Reproduce every entry below precisely; do not include the pictures.

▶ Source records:
┏━━

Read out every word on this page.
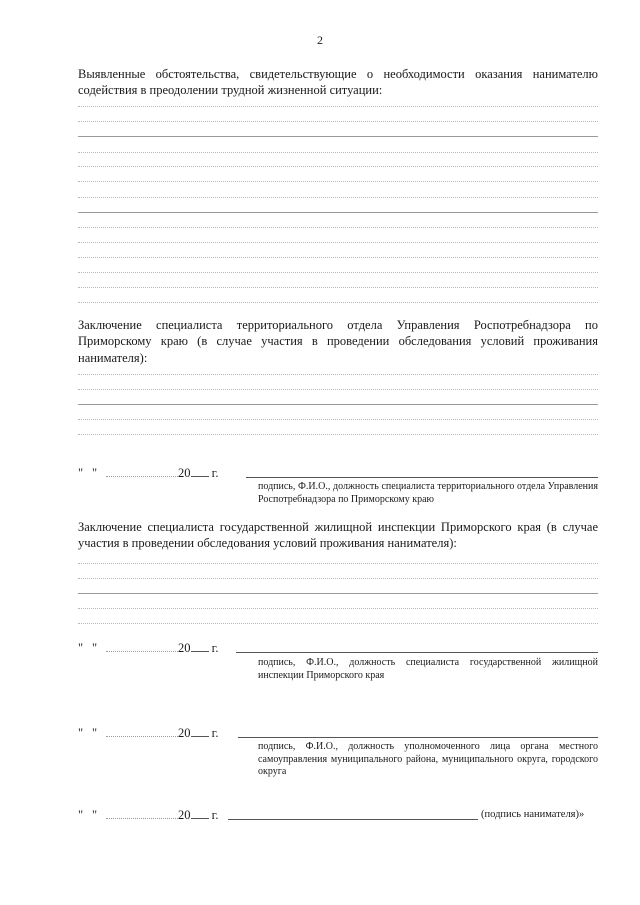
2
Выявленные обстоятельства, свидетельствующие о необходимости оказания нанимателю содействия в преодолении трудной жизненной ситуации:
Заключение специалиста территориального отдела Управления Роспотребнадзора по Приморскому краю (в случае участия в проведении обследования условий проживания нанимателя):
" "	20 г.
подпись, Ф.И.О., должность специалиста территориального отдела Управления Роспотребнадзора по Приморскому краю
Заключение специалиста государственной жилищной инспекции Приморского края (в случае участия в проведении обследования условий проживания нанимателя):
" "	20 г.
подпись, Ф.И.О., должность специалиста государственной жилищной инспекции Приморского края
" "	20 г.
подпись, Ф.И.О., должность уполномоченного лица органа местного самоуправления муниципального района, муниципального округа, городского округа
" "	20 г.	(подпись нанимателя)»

┗━━

▶ Right answer:
Read out every word on this page.
2
Выявленные обстоятельства, свидетельствующие о необходимости оказания нанимателю содействия в преодолении трудной жизненной ситуации:
Заключение специалиста территориального отдела Управления Роспотребнадзора по Приморскому краю (в случае участия в проведении обследования условий проживания нанимателя):
" "	20 г.
подпись, Ф.И.О., должность специалиста территориального отдела Управления Роспотребнадзора по Приморскому краю
Заключение специалиста государственной жилищной инспекции Приморского края (в случае участия в проведении обследования условий проживания нанимателя):
" "	20 г.
подпись, Ф.И.О., должность специалиста государственной жилищной инспекции Приморского края
" "	20 г.
подпись, Ф.И.О., должность уполномоченного лица органа местного самоуправления муниципального района, муниципального округа, городского округа
" "	20 г.	(подпись нанимателя)»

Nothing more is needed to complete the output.